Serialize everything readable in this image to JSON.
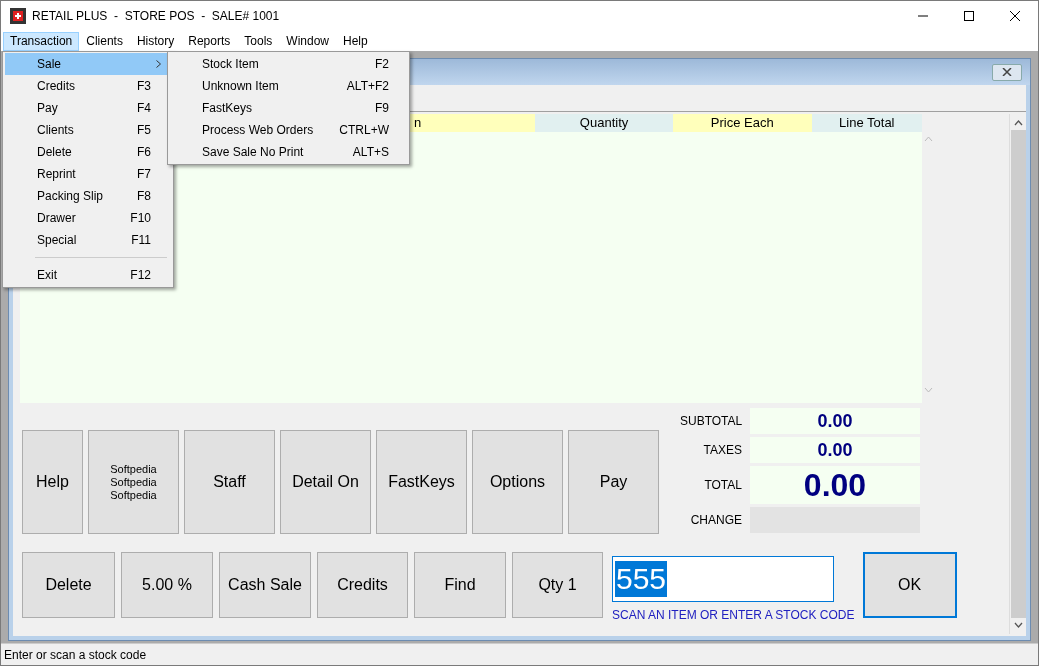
{
  "window": {
    "title": "RETAIL PLUS  -  STORE POS  -  SALE# 1001"
  },
  "menu_bar": [
    {
      "label": "Transaction",
      "selected": true
    },
    {
      "label": "Clients",
      "selected": false
    },
    {
      "label": "History",
      "selected": false
    },
    {
      "label": "Reports",
      "selected": false
    },
    {
      "label": "Tools",
      "selected": false
    },
    {
      "label": "Window",
      "selected": false
    },
    {
      "label": "Help",
      "selected": false
    }
  ],
  "open_menu": [
    {
      "kind": "submenu",
      "label": "Sale",
      "selected": true
    },
    {
      "kind": "item",
      "label": "Credits",
      "shortcut": "F3",
      "selected": false
    },
    {
      "kind": "item",
      "label": "Pay",
      "shortcut": "F4",
      "selected": false
    },
    {
      "kind": "item",
      "label": "Clients",
      "shortcut": "F5",
      "selected": false
    },
    {
      "kind": "item",
      "label": "Delete",
      "shortcut": "F6",
      "selected": false
    },
    {
      "kind": "item",
      "label": "Reprint",
      "shortcut": "F7",
      "selected": false
    },
    {
      "kind": "item",
      "label": "Packing Slip",
      "shortcut": "F8",
      "selected": false
    },
    {
      "kind": "item",
      "label": "Drawer",
      "shortcut": "F10",
      "selected": false
    },
    {
      "kind": "item",
      "label": "Special",
      "shortcut": "F11",
      "selected": false
    },
    {
      "kind": "separator"
    },
    {
      "kind": "item",
      "label": "Exit",
      "shortcut": "F12",
      "selected": false
    }
  ],
  "submenu": [
    {
      "label": "Stock Item",
      "shortcut": "F2"
    },
    {
      "label": "Unknown Item",
      "shortcut": "ALT+F2"
    },
    {
      "label": "FastKeys",
      "shortcut": "F9"
    },
    {
      "label": "Process Web Orders",
      "shortcut": "CTRL+W"
    },
    {
      "label": "Save Sale No Print",
      "shortcut": "ALT+S"
    }
  ],
  "grid": {
    "columns": [
      {
        "label": "n"
      },
      {
        "label": "Quantity"
      },
      {
        "label": "Price Each"
      },
      {
        "label": "Line Total"
      }
    ]
  },
  "buttons_row_1": [
    {
      "label": "Help",
      "kind": "normal"
    },
    {
      "label": "Softpedia\nSoftpedia\nSoftpedia",
      "kind": "small"
    },
    {
      "label": "Staff",
      "kind": "normal"
    },
    {
      "label": "Detail On",
      "kind": "normal"
    },
    {
      "label": "FastKeys",
      "kind": "normal"
    },
    {
      "label": "Options",
      "kind": "normal"
    },
    {
      "label": "Pay",
      "kind": "normal"
    }
  ],
  "totals": [
    {
      "label": "SUBTOTAL",
      "value": "0.00",
      "kind": "normal"
    },
    {
      "label": "TAXES",
      "value": "0.00",
      "kind": "normal"
    },
    {
      "label": "TOTAL",
      "value": "0.00",
      "kind": "large"
    },
    {
      "label": "CHANGE",
      "kind": "empty"
    }
  ],
  "buttons_row_2": [
    "Delete",
    "5.00 %",
    "Cash Sale",
    "Credits",
    "Find",
    "Qty 1"
  ],
  "scan": {
    "value": "555",
    "hint": "SCAN AN ITEM OR ENTER A STOCK CODE"
  },
  "ok_button": "OK",
  "status_bar": "Enter or scan a stock code"
}
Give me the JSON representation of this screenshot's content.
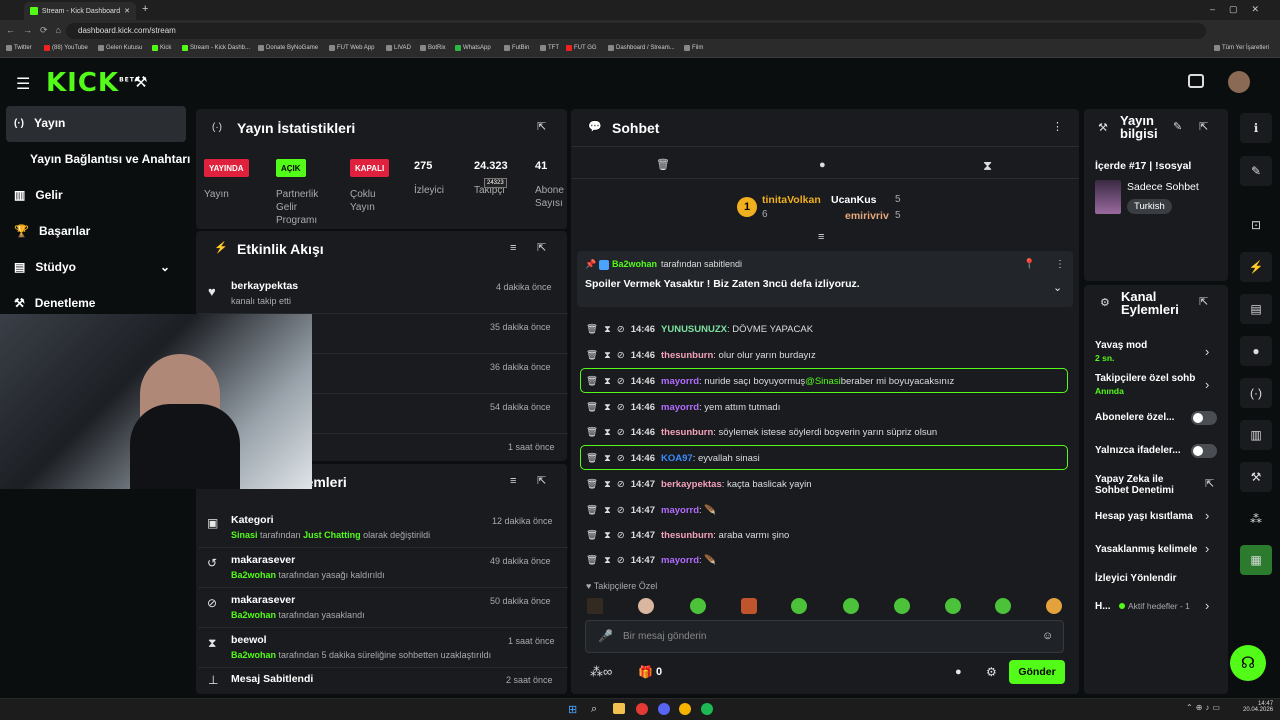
{
  "browser": {
    "tabs": [
      {
        "label": "Stream - Kick Dashboard",
        "close": "✕"
      }
    ],
    "new_tab": "+",
    "url": "dashboard.kick.com/stream",
    "bookmarks": [
      "Twitter",
      "(88) YouTube",
      "Gelen Kutusu",
      "Kick",
      "Stream - Kick Dashb...",
      "Donate ByNoGame",
      "FUT Web App",
      "LIVAD",
      "BotRix",
      "WhatsApp",
      "FutBin",
      "TFT",
      "FUT GG",
      "Dashboard / Stream...",
      "Film"
    ],
    "all_bookmarks": "Tüm Yer İşaretleri"
  },
  "sidebar": {
    "items": [
      {
        "label": "Yayın",
        "icon": "broadcast-icon"
      },
      {
        "label": "Yayın Bağlantısı ve Anahtarı"
      },
      {
        "label": "Gelir",
        "icon": "revenue-icon"
      },
      {
        "label": "Başarılar",
        "icon": "trophy-icon"
      },
      {
        "label": "Stüdyo",
        "icon": "studio-icon"
      },
      {
        "label": "Denetleme",
        "icon": "moderation-icon"
      }
    ]
  },
  "stats": {
    "title": "Yayın İstatistikleri",
    "status": [
      {
        "badge": "YAYINDA",
        "label": "Yayın",
        "color": "#e0213d"
      },
      {
        "badge": "AÇIK",
        "label": "Partnerlik Gelir Programı",
        "color": "#53fc18"
      },
      {
        "badge": "KAPALI",
        "label": "Çoklu Yayın",
        "color": "#e0213d"
      }
    ],
    "viewers": {
      "value": "275",
      "label": "İzleyici"
    },
    "followers": {
      "value": "24.323",
      "label": "Takipçi",
      "tooltip": "24323"
    },
    "subs": {
      "value": "41",
      "label": "Abone Sayısı"
    }
  },
  "activity": {
    "title": "Etkinlik Akışı",
    "items": [
      {
        "name": "berkaypektas",
        "desc": "kanalı takip etti",
        "time": "4 dakika önce"
      },
      {
        "name": "",
        "desc": "",
        "time": "35 dakika önce"
      },
      {
        "name": "",
        "desc": "",
        "time": "36 dakika önce"
      },
      {
        "name": "",
        "desc": "",
        "time": "54 dakika önce"
      },
      {
        "name": "",
        "desc": "",
        "time": "1 saat önce"
      }
    ]
  },
  "modlog": {
    "title": "...lemleri",
    "items": [
      {
        "name": "Kategori",
        "actor": "Sinasi",
        "mid": " tarafından ",
        "target": "Just Chatting",
        "rest": " olarak değiştirildi",
        "time": "12 dakika önce"
      },
      {
        "name": "makarasever",
        "actor": "Ba2wohan",
        "mid": " tarafından yasağı kaldırıldı",
        "target": "",
        "rest": "",
        "time": "49 dakika önce"
      },
      {
        "name": "makarasever",
        "actor": "Ba2wohan",
        "mid": " tarafından yasaklandı",
        "target": "",
        "rest": "",
        "time": "50 dakika önce"
      },
      {
        "name": "beewol",
        "actor": "Ba2wohan",
        "mid": " tarafından 5 dakika süreliğine sohbetten uzaklaştırıldı",
        "target": "",
        "rest": "",
        "time": "1 saat önce"
      },
      {
        "name": "Mesaj Sabitlendi",
        "actor": "",
        "mid": "",
        "target": "",
        "rest": "",
        "time": "2 saat önce"
      }
    ]
  },
  "chat": {
    "title": "Sohbet",
    "top_gifters": [
      {
        "name": "tinitaVolkan",
        "count": "6",
        "rank": "1"
      },
      {
        "name": "UcanKus",
        "count": "5"
      },
      {
        "name": "emirivriv",
        "count": "5"
      }
    ],
    "pinned": {
      "by": "Ba2wohan",
      "by_suffix": "tarafından sabitlendi",
      "text": "Spoiler Vermek Yasaktır ! Biz Zaten 3ncü defa izliyoruz."
    },
    "messages": [
      {
        "time": "14:46",
        "user": "YUNUSUNUZX",
        "color": "#7ee0a0",
        "text": ": DÖVME YAPACAK",
        "highlight": false
      },
      {
        "time": "14:46",
        "user": "thesunburn",
        "color": "#f2a1b8",
        "text": ": olur olur yarın burdayız",
        "highlight": false
      },
      {
        "time": "14:46",
        "user": "mayorrd",
        "color": "#b36cff",
        "text": ": nuride saçı boyuyormuş ",
        "mention": "@Sinasi",
        "text2": " beraber mi boyuyacaksınız",
        "highlight": true
      },
      {
        "time": "14:46",
        "user": "mayorrd",
        "color": "#b36cff",
        "text": ": yem attım tutmadı",
        "highlight": false
      },
      {
        "time": "14:46",
        "user": "thesunburn",
        "color": "#f2a1b8",
        "text": ": söylemek istese söylerdi boşverin yarın süpriz olsun",
        "highlight": false
      },
      {
        "time": "14:46",
        "user": "KOA97",
        "color": "#3a8bff",
        "text": ": eyvallah sinasi",
        "highlight": true
      },
      {
        "time": "14:47",
        "user": "berkaypektas",
        "color": "#f2a1b8",
        "text": ": kaçta baslicak yayin",
        "highlight": false
      },
      {
        "time": "14:47",
        "user": "mayorrd",
        "color": "#b36cff",
        "text": ": 🪶",
        "highlight": false
      },
      {
        "time": "14:47",
        "user": "thesunburn",
        "color": "#f2a1b8",
        "text": ": araba varmı şino",
        "highlight": false
      },
      {
        "time": "14:47",
        "user": "mayorrd",
        "color": "#b36cff",
        "text": ": 🪶",
        "highlight": false
      }
    ],
    "followers_only": "Takipçilere Özel",
    "placeholder": "Bir mesaj gönderin",
    "infinity": "∞",
    "gift_count": "0",
    "send": "Gönder"
  },
  "stream_info": {
    "title": "Yayın bilgisi",
    "stream_title": "İçerde #17 | !sosyal",
    "category": "Sadece Sohbet",
    "language": "Turkish"
  },
  "channel_actions": {
    "title": "Kanal Eylemleri",
    "slow_mode": {
      "label": "Yavaş mod",
      "value": "2 sn."
    },
    "followers_chat": {
      "label": "Takipçilere özel sohb",
      "value": "Anında"
    },
    "subs_only": "Abonelere özel...",
    "emotes_only": "Yalnızca ifadeler...",
    "ai_mod": "Yapay Zeka ile Sohbet Denetimi",
    "account_age": "Hesap yaşı kısıtlama",
    "banned_words": "Yasaklanmış kelimele",
    "viewer_redirect": "İzleyici Yönlendir",
    "goals": {
      "label": "H...",
      "value": "Aktif hedefler - 1"
    }
  },
  "taskbar": {
    "time": "14:47",
    "date": "20.04.2026"
  },
  "colors": {
    "accent": "#53fc18",
    "live": "#e0213d",
    "panel": "#191b1f",
    "bg": "#0b0e0f"
  }
}
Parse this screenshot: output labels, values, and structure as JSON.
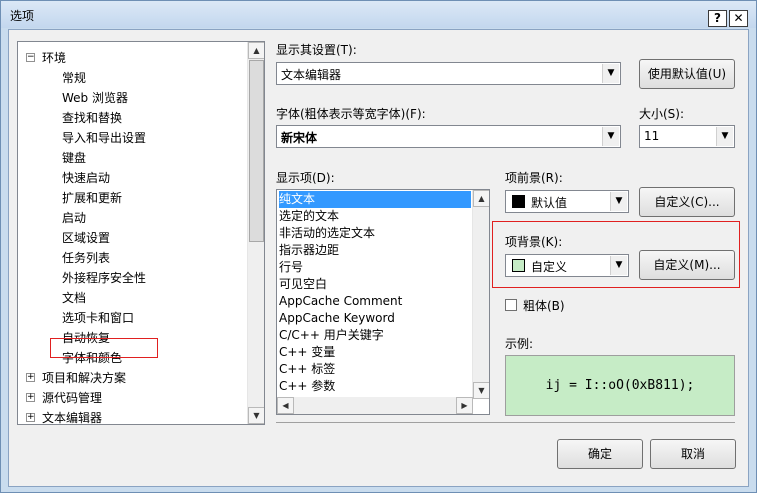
{
  "window": {
    "title": "选项",
    "help_label": "?",
    "close_label": "✕"
  },
  "tree": {
    "items": [
      {
        "label": "环境",
        "expander": "⊟"
      },
      {
        "label": "常规"
      },
      {
        "label": "Web 浏览器"
      },
      {
        "label": "查找和替换"
      },
      {
        "label": "导入和导出设置"
      },
      {
        "label": "键盘"
      },
      {
        "label": "快速启动"
      },
      {
        "label": "扩展和更新"
      },
      {
        "label": "启动"
      },
      {
        "label": "区域设置"
      },
      {
        "label": "任务列表"
      },
      {
        "label": "外接程序安全性"
      },
      {
        "label": "文档"
      },
      {
        "label": "选项卡和窗口"
      },
      {
        "label": "自动恢复"
      },
      {
        "label": "字体和颜色"
      },
      {
        "label": "项目和解决方案",
        "expander": "⊞"
      },
      {
        "label": "源代码管理",
        "expander": "⊞"
      },
      {
        "label": "文本编辑器",
        "expander": "⊞"
      }
    ]
  },
  "settings": {
    "show_settings_label": "显示其设置(T):",
    "show_settings_value": "文本编辑器",
    "use_defaults_label": "使用默认值(U)",
    "font_label": "字体(粗体表示等宽字体)(F):",
    "font_value": "新宋体",
    "size_label": "大小(S):",
    "size_value": "11",
    "display_items_label": "显示项(D):",
    "display_items": [
      "纯文本",
      "选定的文本",
      "非活动的选定文本",
      "指示器边距",
      "行号",
      "可见空白",
      "AppCache Comment",
      "AppCache Keyword",
      "C/C++ 用户关键字",
      "C++ 变量",
      "C++ 标签",
      "C++ 参数"
    ],
    "item_foreground_label": "项前景(R):",
    "item_foreground_value": "默认值",
    "item_foreground_color": "#000000",
    "custom_fg_label": "自定义(C)...",
    "item_background_label": "项背景(K):",
    "item_background_value": "自定义",
    "item_background_color": "#c6ecc6",
    "custom_bg_label": "自定义(M)...",
    "bold_label": "粗体(B)",
    "sample_label": "示例:",
    "sample_text": "ij = I::oO(0xB811);"
  },
  "footer": {
    "ok_label": "确定",
    "cancel_label": "取消"
  }
}
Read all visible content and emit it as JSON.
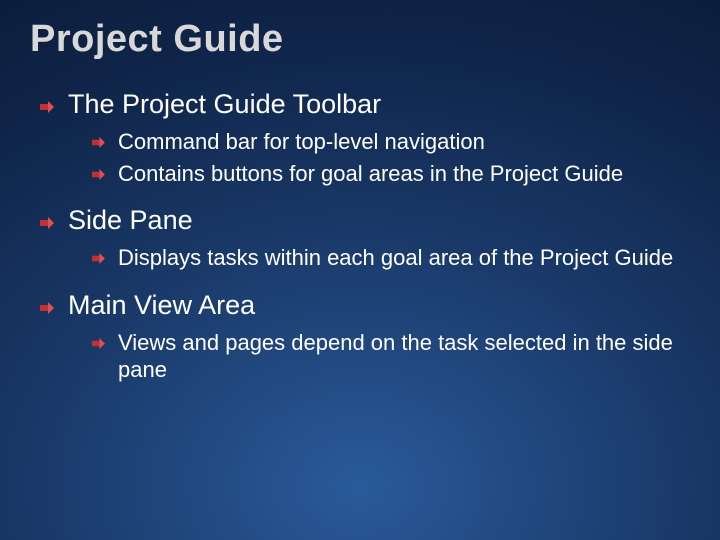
{
  "title": "Project Guide",
  "items": [
    {
      "label": "The Project Guide Toolbar",
      "children": [
        {
          "label": "Command bar for top-level navigation"
        },
        {
          "label": "Contains buttons for goal areas in the Project Guide"
        }
      ]
    },
    {
      "label": "Side Pane",
      "children": [
        {
          "label": "Displays tasks within each goal area of the Project Guide"
        }
      ]
    },
    {
      "label": "Main View Area",
      "children": [
        {
          "label": "Views and pages depend on the task selected in the side pane"
        }
      ]
    }
  ]
}
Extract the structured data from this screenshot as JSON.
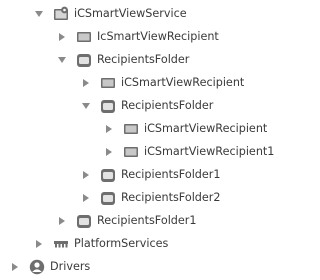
{
  "tree": {
    "nodes": [
      {
        "label": "iCSmartViewService",
        "icon": "service-gear-icon",
        "expanded": true,
        "has_children": true
      },
      {
        "label": "IcSmartViewRecipient",
        "icon": "recipient-icon",
        "expanded": false,
        "has_children": true
      },
      {
        "label": "RecipientsFolder",
        "icon": "folder-icon",
        "expanded": true,
        "has_children": true
      },
      {
        "label": "iCSmartViewRecipient",
        "icon": "recipient-icon",
        "expanded": false,
        "has_children": true
      },
      {
        "label": "RecipientsFolder",
        "icon": "folder-icon",
        "expanded": true,
        "has_children": true
      },
      {
        "label": "iCSmartViewRecipient",
        "icon": "recipient-icon",
        "expanded": false,
        "has_children": true
      },
      {
        "label": "iCSmartViewRecipient1",
        "icon": "recipient-icon",
        "expanded": false,
        "has_children": true
      },
      {
        "label": "RecipientsFolder1",
        "icon": "folder-icon",
        "expanded": false,
        "has_children": true
      },
      {
        "label": "RecipientsFolder2",
        "icon": "folder-icon",
        "expanded": false,
        "has_children": true
      },
      {
        "label": "RecipientsFolder1",
        "icon": "folder-icon",
        "expanded": false,
        "has_children": true
      },
      {
        "label": "PlatformServices",
        "icon": "platform-services-icon",
        "expanded": false,
        "has_children": true
      },
      {
        "label": "Drivers",
        "icon": "drivers-icon",
        "expanded": false,
        "has_children": true
      }
    ]
  },
  "colors": {
    "text": "#3a3a3a",
    "arrow": "#8a8a8a",
    "icon_dark": "#6e6e6e",
    "icon_light": "#d0d0d0"
  }
}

▶ _Instruction_
Of the lines above, how many contain the string "Project"? Only the number is required.

▶ _Written answer_
4